▶ _Work to be completed_
Identify the lines containing the word "signal". Copy each one.

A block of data
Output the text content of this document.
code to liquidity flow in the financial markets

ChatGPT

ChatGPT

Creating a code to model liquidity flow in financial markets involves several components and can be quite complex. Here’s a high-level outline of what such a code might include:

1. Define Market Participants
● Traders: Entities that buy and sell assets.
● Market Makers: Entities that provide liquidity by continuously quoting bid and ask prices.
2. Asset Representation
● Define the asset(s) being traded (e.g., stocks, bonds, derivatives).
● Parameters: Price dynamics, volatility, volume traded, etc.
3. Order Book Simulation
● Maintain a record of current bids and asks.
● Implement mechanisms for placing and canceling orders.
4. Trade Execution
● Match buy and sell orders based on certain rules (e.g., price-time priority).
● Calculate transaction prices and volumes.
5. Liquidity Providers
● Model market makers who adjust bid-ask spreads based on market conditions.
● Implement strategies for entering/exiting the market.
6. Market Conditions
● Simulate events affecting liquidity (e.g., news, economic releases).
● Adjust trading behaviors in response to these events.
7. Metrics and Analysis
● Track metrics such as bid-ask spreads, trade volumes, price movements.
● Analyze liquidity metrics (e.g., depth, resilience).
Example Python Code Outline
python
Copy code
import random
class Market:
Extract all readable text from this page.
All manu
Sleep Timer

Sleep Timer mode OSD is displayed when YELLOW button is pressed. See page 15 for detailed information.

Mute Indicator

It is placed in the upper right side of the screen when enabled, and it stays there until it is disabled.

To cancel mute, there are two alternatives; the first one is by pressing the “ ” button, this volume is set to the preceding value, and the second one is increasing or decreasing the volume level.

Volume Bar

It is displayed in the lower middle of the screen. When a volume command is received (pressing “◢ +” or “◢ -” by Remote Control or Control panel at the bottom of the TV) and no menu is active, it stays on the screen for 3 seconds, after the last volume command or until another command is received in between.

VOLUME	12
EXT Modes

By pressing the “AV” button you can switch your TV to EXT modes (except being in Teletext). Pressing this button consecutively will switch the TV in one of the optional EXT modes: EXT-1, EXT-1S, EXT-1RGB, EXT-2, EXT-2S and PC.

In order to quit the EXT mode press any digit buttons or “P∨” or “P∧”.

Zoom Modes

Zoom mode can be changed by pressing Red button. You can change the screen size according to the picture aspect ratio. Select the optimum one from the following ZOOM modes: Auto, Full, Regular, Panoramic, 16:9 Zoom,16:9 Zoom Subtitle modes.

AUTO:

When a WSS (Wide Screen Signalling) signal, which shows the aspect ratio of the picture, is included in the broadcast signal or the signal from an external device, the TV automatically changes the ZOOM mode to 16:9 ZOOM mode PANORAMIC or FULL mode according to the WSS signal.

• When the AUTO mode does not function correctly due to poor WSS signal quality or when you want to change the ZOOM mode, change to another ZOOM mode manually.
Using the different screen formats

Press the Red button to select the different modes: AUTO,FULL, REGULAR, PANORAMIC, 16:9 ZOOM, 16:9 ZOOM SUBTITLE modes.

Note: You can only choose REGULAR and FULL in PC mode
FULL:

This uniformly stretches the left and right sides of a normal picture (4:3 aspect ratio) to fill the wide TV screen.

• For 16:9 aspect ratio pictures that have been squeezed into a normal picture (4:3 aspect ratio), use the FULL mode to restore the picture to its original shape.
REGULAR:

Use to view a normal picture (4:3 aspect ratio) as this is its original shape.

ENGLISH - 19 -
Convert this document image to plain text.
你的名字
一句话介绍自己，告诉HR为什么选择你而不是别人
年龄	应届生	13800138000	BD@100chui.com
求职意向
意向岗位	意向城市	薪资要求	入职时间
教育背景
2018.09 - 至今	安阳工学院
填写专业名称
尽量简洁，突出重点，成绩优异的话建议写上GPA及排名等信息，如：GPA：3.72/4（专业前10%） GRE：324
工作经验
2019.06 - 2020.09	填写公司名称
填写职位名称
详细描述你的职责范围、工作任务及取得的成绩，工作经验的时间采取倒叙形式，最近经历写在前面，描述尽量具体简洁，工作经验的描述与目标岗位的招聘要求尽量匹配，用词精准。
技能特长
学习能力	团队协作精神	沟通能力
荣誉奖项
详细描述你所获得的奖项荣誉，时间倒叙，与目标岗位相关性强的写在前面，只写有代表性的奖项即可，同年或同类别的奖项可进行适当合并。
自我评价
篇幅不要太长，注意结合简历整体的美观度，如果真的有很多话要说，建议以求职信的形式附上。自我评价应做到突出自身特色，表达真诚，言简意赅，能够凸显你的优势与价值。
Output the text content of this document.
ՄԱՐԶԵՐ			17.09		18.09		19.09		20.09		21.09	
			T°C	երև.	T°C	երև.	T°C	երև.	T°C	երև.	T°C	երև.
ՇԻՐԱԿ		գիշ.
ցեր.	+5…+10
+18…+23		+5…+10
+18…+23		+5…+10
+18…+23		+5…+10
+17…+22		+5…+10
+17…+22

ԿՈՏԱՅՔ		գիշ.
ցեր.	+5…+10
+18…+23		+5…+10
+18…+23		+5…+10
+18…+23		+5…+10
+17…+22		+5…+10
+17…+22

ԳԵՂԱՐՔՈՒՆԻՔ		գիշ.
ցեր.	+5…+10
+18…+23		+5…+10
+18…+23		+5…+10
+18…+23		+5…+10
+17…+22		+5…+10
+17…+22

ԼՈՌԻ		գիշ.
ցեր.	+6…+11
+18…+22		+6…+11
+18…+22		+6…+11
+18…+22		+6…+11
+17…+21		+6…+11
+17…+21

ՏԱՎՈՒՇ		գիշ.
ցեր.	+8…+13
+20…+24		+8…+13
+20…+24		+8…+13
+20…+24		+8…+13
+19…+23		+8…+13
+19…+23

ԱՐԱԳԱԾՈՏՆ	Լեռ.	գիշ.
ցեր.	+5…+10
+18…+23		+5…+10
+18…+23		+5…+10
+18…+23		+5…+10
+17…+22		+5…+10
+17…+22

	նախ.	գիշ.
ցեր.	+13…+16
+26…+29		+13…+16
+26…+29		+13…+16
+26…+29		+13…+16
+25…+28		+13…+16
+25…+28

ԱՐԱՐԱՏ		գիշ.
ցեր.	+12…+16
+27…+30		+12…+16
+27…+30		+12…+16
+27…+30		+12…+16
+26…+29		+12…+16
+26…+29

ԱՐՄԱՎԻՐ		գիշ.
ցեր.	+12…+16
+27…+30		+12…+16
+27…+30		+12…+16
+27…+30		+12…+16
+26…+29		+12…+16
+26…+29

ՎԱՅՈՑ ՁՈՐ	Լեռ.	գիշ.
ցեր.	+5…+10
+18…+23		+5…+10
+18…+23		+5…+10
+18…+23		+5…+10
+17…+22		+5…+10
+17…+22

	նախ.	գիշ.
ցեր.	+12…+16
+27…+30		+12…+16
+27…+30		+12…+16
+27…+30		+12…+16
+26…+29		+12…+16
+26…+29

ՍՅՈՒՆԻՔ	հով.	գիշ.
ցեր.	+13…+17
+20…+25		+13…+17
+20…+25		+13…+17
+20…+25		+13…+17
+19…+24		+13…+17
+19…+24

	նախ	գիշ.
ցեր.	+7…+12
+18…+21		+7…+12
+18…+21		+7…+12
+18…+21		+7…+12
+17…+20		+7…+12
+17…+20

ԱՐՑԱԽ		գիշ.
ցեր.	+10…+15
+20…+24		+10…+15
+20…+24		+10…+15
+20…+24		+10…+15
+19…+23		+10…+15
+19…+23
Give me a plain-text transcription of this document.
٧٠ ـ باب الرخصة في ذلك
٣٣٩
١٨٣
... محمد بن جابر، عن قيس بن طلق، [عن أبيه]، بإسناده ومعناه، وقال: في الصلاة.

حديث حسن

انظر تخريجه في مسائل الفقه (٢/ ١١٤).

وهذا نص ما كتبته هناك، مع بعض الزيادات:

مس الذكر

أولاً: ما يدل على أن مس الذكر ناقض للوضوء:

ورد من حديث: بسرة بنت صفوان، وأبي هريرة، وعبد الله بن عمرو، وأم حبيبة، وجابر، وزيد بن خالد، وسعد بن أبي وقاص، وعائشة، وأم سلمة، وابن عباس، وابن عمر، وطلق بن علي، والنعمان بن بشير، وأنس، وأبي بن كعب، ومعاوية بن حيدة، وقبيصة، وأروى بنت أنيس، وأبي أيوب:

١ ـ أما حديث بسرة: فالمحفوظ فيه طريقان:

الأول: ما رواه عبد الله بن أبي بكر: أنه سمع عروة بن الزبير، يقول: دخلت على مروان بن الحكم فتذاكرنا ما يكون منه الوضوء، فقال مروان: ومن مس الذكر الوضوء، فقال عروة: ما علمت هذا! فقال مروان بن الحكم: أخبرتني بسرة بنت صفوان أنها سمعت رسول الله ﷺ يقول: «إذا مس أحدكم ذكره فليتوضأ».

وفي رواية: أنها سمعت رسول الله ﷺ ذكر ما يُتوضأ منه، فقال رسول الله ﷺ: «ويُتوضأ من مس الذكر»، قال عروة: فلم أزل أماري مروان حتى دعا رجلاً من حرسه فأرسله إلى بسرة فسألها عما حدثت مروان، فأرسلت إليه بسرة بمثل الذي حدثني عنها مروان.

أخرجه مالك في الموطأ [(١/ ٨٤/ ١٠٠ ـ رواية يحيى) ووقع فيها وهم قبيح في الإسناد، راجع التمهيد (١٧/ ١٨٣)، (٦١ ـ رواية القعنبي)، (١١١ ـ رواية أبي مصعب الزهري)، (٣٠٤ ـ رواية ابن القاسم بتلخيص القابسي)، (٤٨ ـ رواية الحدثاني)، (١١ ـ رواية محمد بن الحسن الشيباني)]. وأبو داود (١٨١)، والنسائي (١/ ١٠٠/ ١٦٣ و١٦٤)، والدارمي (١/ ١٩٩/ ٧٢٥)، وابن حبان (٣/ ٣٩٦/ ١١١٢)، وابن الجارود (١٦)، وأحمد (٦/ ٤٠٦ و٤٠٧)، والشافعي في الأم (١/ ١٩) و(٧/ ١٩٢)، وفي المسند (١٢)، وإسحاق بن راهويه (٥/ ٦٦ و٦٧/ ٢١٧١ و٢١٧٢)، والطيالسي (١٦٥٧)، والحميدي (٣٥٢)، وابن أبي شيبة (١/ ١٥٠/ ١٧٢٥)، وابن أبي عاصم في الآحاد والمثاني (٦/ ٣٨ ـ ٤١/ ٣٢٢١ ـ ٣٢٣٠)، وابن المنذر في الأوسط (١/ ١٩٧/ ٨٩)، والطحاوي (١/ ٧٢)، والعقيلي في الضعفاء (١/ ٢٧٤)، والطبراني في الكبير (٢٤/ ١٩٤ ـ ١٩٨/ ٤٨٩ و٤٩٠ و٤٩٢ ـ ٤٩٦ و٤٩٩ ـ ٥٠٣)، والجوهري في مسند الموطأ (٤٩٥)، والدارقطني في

▶ _Answer_
When a WSS (Wide Screen Signalling) signal, which shows the aspect ratio of the picture, is included in the broadcast signal or the signal from an external device, the TV automatically changes the ZOOM mode to 16:9 ZOOM mode PANORAMIC or FULL mode according to the WSS signal.
• When the AUTO mode does not function correctly due to poor WSS signal quality or when you want to change the ZOOM mode, change to another ZOOM mode manually.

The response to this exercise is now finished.